RECORDED DATA
····················

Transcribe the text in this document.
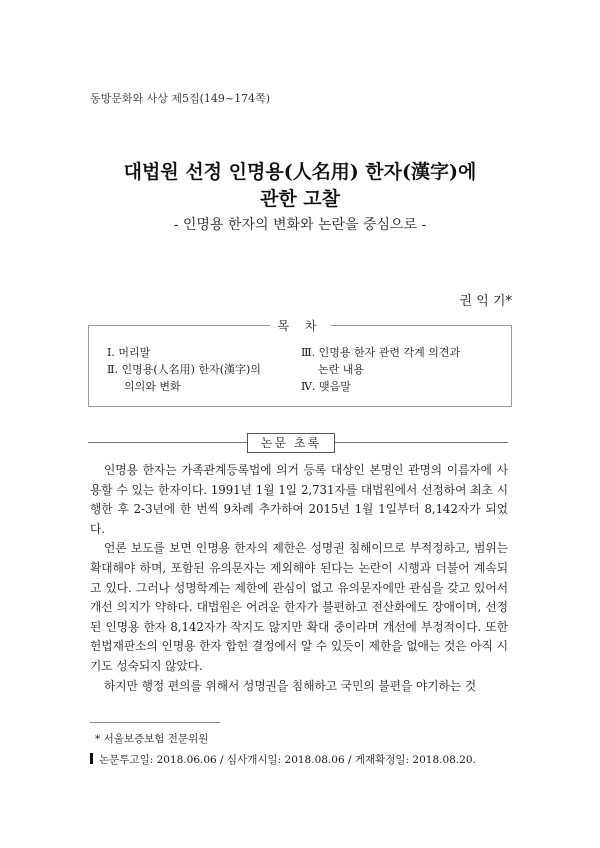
동방문화와 사상 제5집(149~174쪽)
대법원 선정 인명용(人名用) 한자(漢字)에
관한 고찰
- 인명용 한자의 변화와 논란을 중심으로 -
권 익 기*
목 차
Ⅰ. 머리말
Ⅱ. 인명용(人名用) 한자(漢字)의
의의와 변화
Ⅲ. 인명용 한자 관련 각계 의견과
논란 내용
Ⅳ. 맺음말
논문 초록

인명용 한자는 가족관계등록법에 의거 등록 대상인 본명인 관명의 이름자에 사용할 수 있는 한자이다. 1991년 1월 1일 2,731자를 대법원에서 선정하여 최초 시행한 후 2-3년에 한 번씩 9차례 추가하여 2015년 1월 1일부터 8,142자가 되었다.

언론 보도를 보면 인명용 한자의 제한은 성명권 침해이므로 부적정하고, 범위는 확대해야 하며, 포함된 유의문자는 제외해야 된다는 논란이 시행과 더불어 계속되고 있다. 그러나 성명학계는 제한에 관심이 없고 유의문자에만 관심을 갖고 있어서 개선 의지가 약하다. 대법원은 어려운 한자가 불편하고 전산화에도 장애이며, 선정된 인명용 한자 8,142자가 작지도 않지만 확대 중이라며 개선에 부정적이다. 또한 헌법재판소의 인명용 한자 합헌 결정에서 알 수 있듯이 제한을 없애는 것은 아직 시기도 성숙되지 않았다.

하지만 행정 편의를 위해서 성명권을 침해하고 국민의 불편을 야기하는 것

* 서울보증보험 전문위원
논문투고일: 2018.06.06 / 심사개시일: 2018.08.06 / 게재확정일: 2018.08.20.
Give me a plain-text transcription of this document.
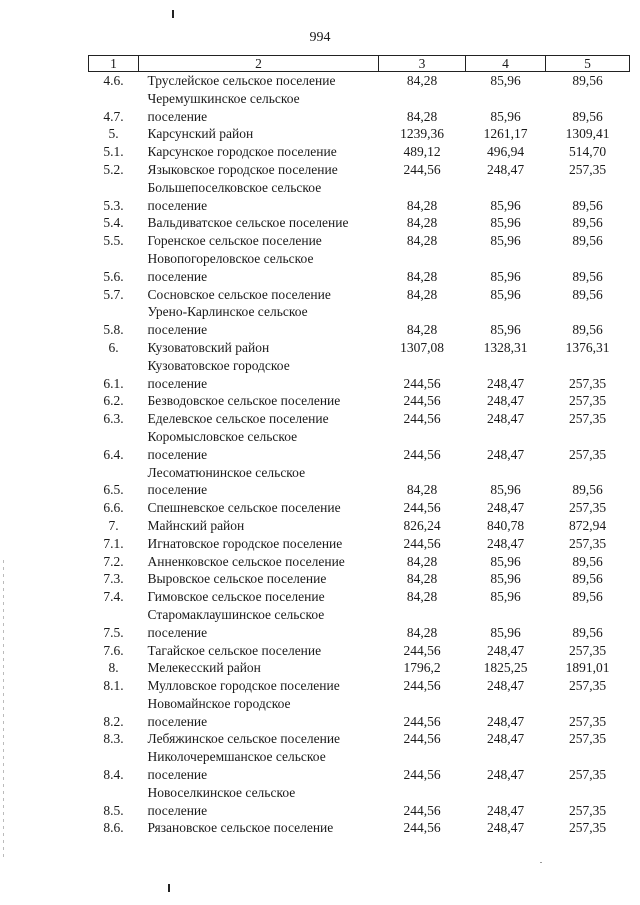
994
1	2	3	4	5
4.6.	Труслейское сельское поселение	84,28	85,96	89,56
4.7.	Черемушкинское сельское
поселение	84,28	85,96	89,56
5.	Карсунский район	1239,36	1261,17	1309,41
5.1.	Карсунское городское поселение	489,12	496,94	514,70
5.2.	Языковское городское поселение	244,56	248,47	257,35
5.3.	Большепоселковское сельское
поселение	84,28	85,96	89,56
5.4.	Вальдиватское сельское поселение	84,28	85,96	89,56
5.5.	Горенское сельское поселение	84,28	85,96	89,56
5.6.	Новопогореловское сельское
поселение	84,28	85,96	89,56
5.7.	Сосновское сельское поселение	84,28	85,96	89,56
5.8.	Урено-Карлинское сельское
поселение	84,28	85,96	89,56
6.	Кузоватовский район	1307,08	1328,31	1376,31
6.1.	Кузоватовское городское
поселение	244,56	248,47	257,35
6.2.	Безводовское сельское поселение	244,56	248,47	257,35
6.3.	Еделевское сельское поселение	244,56	248,47	257,35
6.4.	Коромысловское сельское
поселение	244,56	248,47	257,35
6.5.	Лесоматюнинское сельское
поселение	84,28	85,96	89,56
6.6.	Спешневское сельское поселение	244,56	248,47	257,35
7.	Майнский район	826,24	840,78	872,94
7.1.	Игнатовское городское поселение	244,56	248,47	257,35
7.2.	Анненковское сельское поселение	84,28	85,96	89,56
7.3.	Выровское сельское поселение	84,28	85,96	89,56
7.4.	Гимовское сельское поселение	84,28	85,96	89,56
7.5.	Старомаклаушинское сельское
поселение	84,28	85,96	89,56
7.6.	Тагайское сельское поселение	244,56	248,47	257,35
8.	Мелекесский район	1796,2	1825,25	1891,01
8.1.	Мулловское городское поселение	244,56	248,47	257,35
8.2.	Новомайнское городское
поселение	244,56	248,47	257,35
8.3.	Лебяжинское сельское поселение	244,56	248,47	257,35
8.4.	Николочеремшанское сельское
поселение	244,56	248,47	257,35
8.5.	Новоселкинское сельское
поселение	244,56	248,47	257,35
8.6.	Рязановское сельское поселение	244,56	248,47	257,35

····················

DESCRIPTION OF THE TASK
Your answer should be a single number: the count of lines holding the word "document".

RESULT OF THIS TASK
2